━━━━━ Entries shown ━━━━━

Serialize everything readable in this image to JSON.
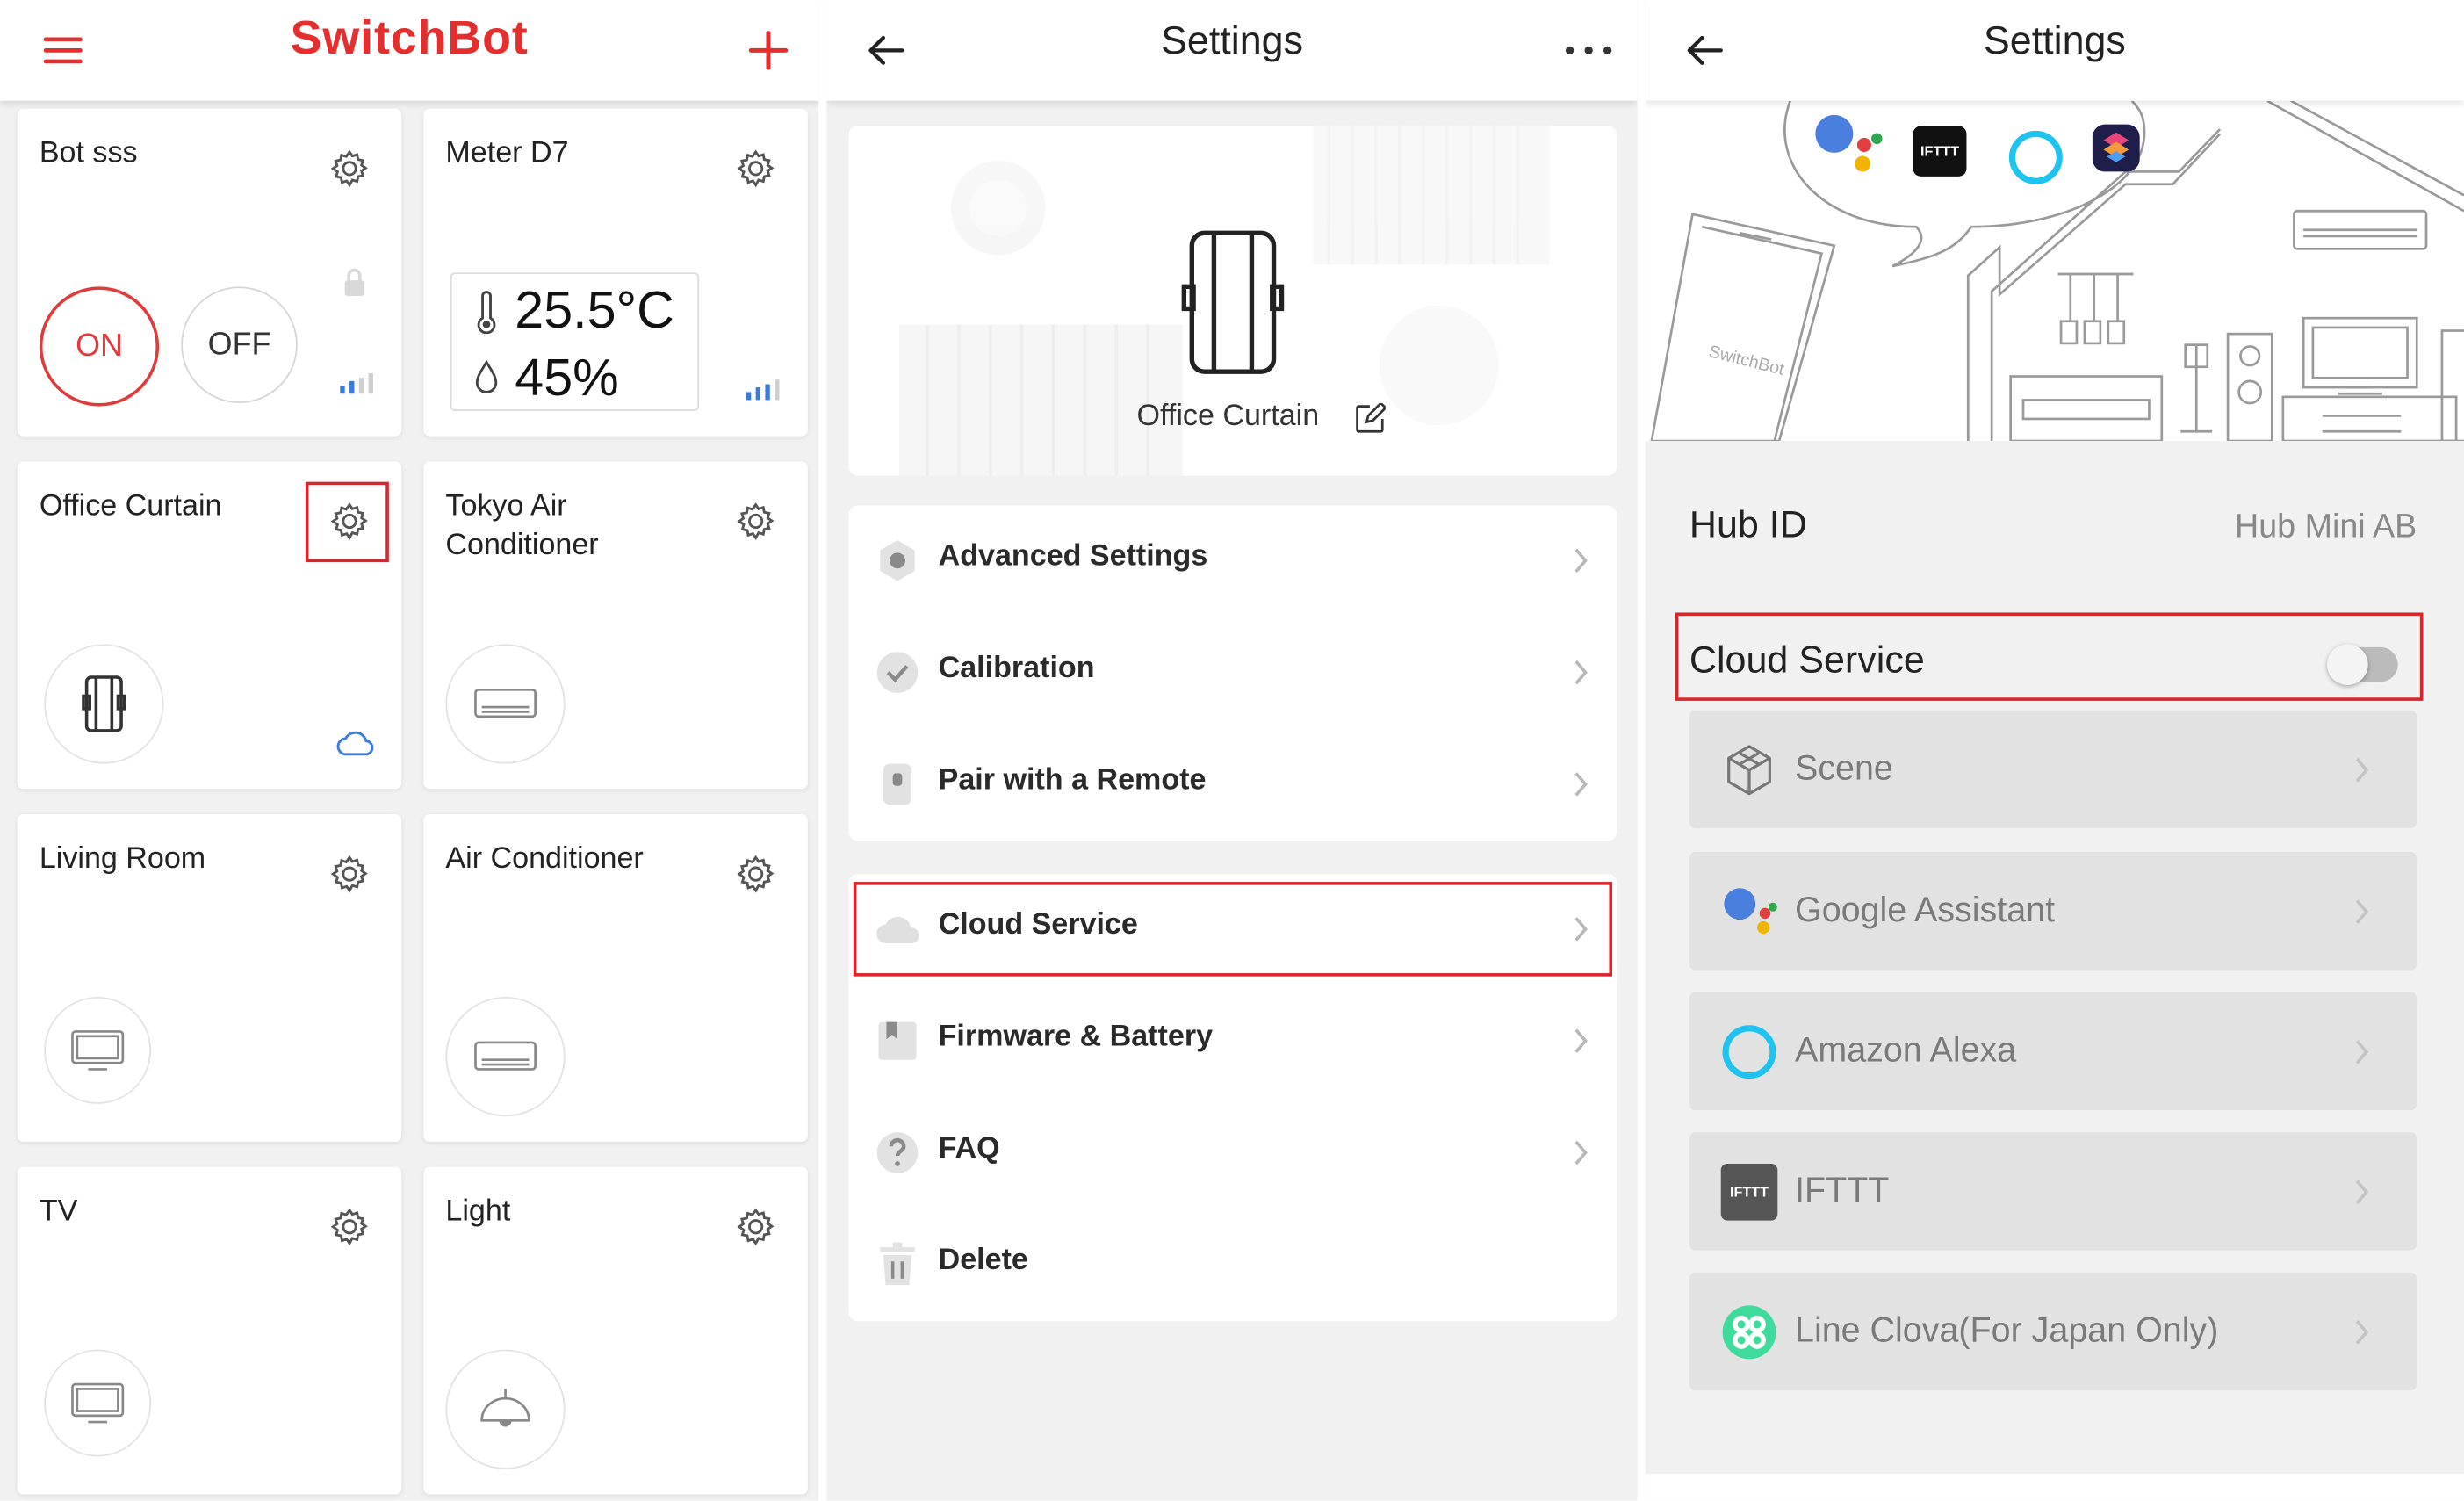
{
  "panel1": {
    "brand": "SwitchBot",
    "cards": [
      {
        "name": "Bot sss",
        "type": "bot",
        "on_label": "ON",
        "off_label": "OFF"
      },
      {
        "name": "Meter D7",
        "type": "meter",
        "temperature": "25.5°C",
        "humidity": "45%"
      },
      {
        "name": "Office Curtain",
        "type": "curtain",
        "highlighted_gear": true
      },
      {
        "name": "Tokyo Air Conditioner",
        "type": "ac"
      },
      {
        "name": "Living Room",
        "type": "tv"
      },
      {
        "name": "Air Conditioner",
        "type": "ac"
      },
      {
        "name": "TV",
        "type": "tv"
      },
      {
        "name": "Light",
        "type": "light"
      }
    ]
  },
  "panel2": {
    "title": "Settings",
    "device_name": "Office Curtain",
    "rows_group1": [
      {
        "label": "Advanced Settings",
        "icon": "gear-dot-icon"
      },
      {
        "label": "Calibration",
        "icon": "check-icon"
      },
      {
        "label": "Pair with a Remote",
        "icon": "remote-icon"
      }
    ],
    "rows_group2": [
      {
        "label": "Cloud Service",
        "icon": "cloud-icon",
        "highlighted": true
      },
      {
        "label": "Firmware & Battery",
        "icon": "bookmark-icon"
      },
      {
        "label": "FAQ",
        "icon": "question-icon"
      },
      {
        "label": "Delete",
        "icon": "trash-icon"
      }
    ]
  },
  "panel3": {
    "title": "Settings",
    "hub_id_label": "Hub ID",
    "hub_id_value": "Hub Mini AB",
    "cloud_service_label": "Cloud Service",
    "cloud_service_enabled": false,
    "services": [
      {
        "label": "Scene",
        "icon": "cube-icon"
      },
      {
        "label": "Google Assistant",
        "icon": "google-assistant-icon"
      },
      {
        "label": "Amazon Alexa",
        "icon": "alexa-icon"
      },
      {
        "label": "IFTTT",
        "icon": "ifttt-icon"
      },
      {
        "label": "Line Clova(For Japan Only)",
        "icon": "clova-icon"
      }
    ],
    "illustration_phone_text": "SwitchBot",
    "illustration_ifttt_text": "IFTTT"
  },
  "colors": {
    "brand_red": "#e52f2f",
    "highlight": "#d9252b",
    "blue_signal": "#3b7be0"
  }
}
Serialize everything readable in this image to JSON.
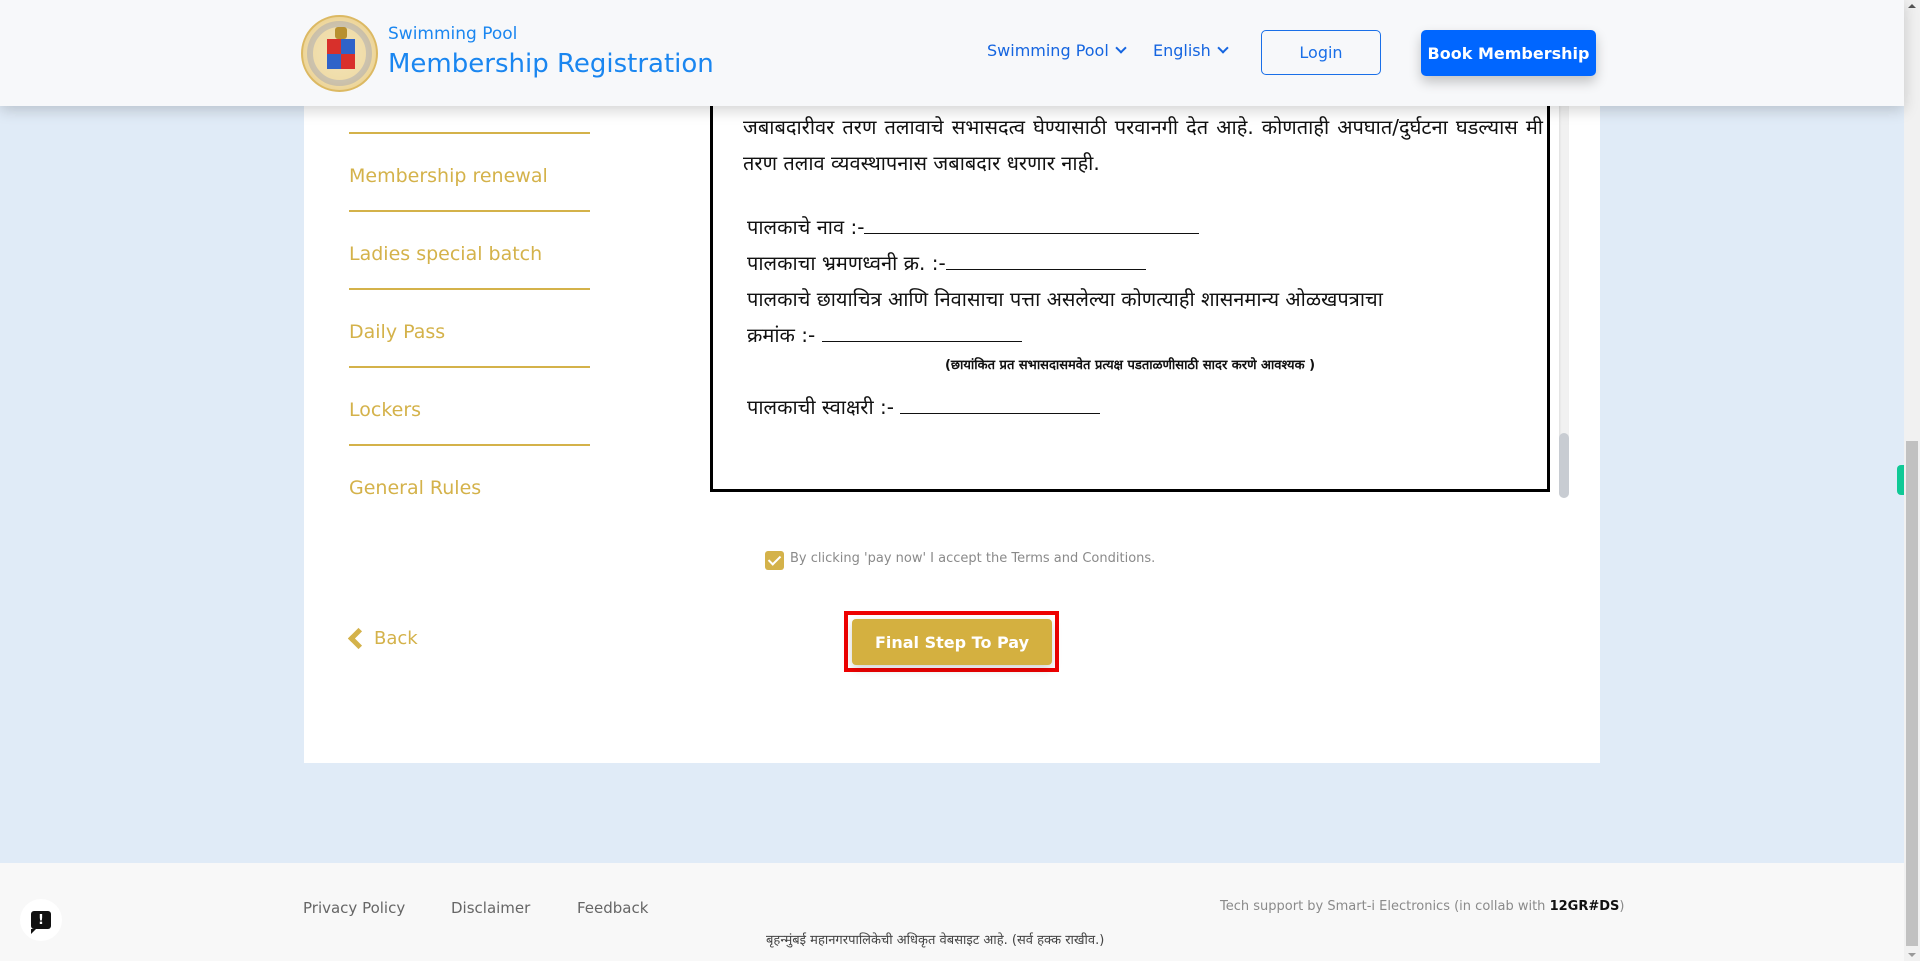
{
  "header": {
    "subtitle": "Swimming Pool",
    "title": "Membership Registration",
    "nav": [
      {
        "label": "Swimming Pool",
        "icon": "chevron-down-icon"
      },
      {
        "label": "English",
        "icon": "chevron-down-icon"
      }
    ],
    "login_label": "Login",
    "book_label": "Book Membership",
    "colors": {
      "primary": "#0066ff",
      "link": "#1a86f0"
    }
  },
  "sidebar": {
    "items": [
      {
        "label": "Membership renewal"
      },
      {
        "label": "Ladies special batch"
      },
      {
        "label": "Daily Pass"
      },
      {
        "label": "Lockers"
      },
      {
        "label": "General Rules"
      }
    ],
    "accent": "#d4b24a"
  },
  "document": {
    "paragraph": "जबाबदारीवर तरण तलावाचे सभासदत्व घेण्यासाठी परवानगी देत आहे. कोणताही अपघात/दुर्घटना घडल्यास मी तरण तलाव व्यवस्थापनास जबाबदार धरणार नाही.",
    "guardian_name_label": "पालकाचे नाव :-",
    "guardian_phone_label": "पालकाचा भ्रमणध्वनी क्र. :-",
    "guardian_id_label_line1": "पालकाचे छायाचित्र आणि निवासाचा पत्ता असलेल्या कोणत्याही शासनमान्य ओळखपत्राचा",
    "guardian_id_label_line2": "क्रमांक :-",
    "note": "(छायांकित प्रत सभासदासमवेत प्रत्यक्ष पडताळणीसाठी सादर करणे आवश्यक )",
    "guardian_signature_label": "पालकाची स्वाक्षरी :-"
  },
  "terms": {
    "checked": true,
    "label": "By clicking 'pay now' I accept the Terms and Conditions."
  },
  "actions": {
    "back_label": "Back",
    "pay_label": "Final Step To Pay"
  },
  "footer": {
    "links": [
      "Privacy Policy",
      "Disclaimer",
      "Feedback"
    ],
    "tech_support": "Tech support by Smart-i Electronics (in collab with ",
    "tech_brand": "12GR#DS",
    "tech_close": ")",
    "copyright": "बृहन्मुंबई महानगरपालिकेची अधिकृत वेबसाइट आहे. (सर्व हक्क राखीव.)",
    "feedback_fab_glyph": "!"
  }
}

━━━━━

# What is expected
Of the lines in the listing, how many hold the word "Membership"? Nothing but the number is needed.

# Written answer
3